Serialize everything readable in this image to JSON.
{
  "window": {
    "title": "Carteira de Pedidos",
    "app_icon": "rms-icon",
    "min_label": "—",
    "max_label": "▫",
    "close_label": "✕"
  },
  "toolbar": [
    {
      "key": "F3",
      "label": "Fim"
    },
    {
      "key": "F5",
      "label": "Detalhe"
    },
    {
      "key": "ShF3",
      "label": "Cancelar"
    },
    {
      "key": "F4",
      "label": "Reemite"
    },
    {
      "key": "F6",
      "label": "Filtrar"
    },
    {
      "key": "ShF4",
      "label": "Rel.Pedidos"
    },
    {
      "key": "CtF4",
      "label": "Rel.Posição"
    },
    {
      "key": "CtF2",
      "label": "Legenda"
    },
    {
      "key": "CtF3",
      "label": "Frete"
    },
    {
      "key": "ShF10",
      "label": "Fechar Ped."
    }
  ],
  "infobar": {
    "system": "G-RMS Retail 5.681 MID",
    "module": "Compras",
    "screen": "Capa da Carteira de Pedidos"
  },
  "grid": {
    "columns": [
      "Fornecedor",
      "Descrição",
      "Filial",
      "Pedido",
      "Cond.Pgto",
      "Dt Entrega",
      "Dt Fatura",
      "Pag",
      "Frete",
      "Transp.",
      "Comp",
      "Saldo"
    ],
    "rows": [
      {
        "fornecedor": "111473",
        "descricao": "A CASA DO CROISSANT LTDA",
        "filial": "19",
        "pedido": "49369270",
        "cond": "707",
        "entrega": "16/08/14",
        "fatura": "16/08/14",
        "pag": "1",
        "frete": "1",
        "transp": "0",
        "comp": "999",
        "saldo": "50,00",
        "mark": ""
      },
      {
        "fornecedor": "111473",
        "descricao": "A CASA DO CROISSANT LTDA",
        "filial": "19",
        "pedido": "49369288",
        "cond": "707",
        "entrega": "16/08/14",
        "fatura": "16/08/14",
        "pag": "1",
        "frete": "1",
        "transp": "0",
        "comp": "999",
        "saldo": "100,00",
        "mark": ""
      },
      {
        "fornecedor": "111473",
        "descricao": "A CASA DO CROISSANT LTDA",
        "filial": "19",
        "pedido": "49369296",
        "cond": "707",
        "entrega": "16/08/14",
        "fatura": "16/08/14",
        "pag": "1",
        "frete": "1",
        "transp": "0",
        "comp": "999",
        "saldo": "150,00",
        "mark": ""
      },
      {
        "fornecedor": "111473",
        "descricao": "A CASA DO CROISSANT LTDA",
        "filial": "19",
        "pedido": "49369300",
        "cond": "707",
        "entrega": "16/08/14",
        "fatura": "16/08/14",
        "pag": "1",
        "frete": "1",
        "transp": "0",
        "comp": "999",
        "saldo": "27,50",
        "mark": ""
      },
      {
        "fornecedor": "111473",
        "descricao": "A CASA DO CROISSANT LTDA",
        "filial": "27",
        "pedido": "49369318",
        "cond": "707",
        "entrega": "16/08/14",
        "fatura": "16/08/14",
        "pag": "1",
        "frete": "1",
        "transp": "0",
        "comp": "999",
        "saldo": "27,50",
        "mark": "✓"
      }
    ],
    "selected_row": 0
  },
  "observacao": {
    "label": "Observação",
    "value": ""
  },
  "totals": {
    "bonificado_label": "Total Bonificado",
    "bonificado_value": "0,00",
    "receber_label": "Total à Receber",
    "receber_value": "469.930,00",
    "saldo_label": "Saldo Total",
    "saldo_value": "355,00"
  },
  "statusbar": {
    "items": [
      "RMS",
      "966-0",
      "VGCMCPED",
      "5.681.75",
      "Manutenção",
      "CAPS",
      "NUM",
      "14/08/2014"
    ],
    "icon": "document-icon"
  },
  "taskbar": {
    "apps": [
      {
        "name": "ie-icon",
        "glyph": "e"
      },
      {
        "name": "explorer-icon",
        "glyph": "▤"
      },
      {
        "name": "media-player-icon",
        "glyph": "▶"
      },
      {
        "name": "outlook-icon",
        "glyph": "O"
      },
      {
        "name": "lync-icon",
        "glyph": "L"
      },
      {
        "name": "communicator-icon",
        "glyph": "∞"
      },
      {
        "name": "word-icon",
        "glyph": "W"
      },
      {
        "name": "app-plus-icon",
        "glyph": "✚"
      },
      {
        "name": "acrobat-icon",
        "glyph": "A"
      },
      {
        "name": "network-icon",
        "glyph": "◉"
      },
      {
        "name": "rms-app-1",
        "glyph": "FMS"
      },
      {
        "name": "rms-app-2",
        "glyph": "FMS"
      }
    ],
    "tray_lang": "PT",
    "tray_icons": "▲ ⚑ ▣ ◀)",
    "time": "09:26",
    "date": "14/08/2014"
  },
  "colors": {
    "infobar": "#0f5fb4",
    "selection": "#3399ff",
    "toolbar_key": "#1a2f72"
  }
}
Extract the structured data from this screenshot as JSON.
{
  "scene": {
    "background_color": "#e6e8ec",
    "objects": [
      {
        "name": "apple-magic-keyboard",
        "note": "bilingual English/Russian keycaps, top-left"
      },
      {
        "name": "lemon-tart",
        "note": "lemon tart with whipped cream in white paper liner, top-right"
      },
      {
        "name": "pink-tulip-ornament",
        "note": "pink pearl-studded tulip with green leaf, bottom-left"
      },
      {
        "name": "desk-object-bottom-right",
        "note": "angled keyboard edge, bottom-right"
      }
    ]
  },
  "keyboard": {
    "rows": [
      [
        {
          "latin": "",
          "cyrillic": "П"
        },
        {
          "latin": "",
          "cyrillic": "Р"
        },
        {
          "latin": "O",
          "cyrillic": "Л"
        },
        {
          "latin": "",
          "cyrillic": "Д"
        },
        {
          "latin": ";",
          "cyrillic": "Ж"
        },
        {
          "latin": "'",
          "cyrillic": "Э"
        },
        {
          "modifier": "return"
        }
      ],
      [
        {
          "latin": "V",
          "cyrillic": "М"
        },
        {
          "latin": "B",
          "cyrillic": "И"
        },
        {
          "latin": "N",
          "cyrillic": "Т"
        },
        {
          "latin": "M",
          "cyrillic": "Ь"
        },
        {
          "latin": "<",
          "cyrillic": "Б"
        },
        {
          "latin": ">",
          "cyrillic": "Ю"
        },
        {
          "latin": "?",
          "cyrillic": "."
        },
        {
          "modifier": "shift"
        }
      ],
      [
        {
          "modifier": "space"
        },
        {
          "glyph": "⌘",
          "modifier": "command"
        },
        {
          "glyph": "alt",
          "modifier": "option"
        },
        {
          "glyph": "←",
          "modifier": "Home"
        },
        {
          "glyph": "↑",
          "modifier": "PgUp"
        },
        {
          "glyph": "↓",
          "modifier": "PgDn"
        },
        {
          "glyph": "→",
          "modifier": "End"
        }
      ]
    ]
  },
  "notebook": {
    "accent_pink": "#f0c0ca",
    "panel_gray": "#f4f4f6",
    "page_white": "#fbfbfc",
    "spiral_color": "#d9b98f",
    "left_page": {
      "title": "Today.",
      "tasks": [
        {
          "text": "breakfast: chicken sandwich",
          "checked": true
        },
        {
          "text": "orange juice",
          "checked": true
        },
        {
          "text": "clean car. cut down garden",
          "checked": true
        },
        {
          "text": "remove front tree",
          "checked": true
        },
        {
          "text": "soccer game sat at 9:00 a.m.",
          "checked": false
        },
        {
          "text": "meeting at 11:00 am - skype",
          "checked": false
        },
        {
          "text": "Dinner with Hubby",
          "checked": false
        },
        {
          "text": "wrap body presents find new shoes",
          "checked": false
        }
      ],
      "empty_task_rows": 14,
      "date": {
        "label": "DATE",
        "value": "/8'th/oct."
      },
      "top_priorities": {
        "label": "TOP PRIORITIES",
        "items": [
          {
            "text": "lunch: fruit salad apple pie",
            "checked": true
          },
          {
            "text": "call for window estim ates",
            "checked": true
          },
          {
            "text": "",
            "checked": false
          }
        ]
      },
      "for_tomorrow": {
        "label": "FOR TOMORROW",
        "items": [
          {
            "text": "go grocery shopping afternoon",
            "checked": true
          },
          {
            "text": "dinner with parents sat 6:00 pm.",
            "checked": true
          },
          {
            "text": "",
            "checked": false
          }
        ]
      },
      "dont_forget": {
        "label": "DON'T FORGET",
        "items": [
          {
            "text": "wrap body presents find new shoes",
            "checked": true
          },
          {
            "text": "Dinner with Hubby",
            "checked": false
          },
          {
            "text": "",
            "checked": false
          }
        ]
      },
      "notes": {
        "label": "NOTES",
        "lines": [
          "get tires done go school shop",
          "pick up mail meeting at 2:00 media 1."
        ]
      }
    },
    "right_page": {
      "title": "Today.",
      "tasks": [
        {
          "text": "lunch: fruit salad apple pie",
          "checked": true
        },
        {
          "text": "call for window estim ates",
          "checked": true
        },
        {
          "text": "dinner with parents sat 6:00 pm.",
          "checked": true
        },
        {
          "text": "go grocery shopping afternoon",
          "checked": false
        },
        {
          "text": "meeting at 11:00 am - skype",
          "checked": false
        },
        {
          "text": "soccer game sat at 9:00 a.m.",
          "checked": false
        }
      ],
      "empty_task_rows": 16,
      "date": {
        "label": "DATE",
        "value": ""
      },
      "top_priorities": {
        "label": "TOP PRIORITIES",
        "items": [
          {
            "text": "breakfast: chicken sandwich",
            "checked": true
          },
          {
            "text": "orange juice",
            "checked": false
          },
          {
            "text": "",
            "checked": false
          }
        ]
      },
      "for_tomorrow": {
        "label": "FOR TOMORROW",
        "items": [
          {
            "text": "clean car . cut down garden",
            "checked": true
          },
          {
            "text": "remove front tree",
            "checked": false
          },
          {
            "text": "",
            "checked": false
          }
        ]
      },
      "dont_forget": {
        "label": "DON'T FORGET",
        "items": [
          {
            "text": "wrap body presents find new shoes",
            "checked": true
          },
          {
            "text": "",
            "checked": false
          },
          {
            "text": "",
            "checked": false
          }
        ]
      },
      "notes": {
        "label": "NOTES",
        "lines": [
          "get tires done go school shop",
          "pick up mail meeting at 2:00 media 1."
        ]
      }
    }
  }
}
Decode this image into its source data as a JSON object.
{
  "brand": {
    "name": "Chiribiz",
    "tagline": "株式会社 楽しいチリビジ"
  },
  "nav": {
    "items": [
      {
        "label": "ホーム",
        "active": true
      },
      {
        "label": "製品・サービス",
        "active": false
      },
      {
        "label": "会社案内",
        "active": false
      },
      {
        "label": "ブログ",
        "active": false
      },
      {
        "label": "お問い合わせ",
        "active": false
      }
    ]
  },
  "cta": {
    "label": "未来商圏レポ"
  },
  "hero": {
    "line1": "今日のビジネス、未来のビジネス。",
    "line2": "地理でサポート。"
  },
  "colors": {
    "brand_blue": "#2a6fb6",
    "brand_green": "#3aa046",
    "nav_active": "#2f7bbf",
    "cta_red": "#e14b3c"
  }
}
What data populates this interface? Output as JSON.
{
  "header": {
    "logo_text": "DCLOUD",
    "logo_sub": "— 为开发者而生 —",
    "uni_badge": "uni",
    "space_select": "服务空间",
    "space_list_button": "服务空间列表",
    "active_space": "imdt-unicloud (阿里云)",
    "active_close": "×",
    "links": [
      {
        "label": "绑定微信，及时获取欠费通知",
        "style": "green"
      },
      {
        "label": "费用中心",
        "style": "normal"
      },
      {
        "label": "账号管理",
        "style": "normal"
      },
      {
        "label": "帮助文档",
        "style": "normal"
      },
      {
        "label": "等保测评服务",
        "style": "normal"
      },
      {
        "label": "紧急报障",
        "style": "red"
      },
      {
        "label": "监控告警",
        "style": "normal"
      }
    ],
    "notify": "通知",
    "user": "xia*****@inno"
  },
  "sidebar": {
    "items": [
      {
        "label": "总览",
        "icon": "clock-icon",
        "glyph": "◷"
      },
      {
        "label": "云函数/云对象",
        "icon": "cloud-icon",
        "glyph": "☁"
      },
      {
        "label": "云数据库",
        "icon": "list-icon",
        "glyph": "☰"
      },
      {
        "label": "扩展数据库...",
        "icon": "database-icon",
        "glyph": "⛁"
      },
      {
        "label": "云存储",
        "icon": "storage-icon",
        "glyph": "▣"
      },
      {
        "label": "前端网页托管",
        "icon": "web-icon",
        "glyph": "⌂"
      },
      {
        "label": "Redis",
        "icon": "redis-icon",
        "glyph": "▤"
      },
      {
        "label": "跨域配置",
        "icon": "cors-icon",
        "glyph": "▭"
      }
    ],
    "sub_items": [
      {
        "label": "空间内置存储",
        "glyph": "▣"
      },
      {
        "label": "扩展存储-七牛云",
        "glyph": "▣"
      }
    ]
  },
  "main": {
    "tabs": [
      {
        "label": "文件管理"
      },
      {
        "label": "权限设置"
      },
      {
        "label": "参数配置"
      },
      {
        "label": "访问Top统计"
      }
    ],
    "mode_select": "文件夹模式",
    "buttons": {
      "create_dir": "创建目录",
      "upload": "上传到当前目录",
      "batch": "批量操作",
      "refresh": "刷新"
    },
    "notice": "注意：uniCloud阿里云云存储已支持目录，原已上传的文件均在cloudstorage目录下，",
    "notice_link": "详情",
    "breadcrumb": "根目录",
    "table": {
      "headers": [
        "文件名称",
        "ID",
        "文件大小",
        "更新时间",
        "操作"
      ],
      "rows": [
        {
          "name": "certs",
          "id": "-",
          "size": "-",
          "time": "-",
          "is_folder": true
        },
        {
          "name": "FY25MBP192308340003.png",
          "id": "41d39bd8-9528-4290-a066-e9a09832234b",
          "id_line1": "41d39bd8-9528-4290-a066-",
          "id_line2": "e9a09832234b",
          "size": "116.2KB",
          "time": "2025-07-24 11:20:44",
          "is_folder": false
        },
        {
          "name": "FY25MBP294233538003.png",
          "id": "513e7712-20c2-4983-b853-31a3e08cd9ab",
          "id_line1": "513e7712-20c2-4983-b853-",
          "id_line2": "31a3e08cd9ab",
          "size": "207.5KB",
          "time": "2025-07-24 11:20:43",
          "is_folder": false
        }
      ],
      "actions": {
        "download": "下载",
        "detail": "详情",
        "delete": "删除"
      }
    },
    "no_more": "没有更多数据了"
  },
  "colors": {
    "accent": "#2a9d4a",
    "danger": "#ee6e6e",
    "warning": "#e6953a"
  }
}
━━━━━━━━━━━━━━━━━━━━━━━━━━━━━━
EXERCISE REQUIREMENTS => Reply with the number of lines in the preceding entries that contain "grocery", and no other words.

ANSWER TO THE PROBLEM => 2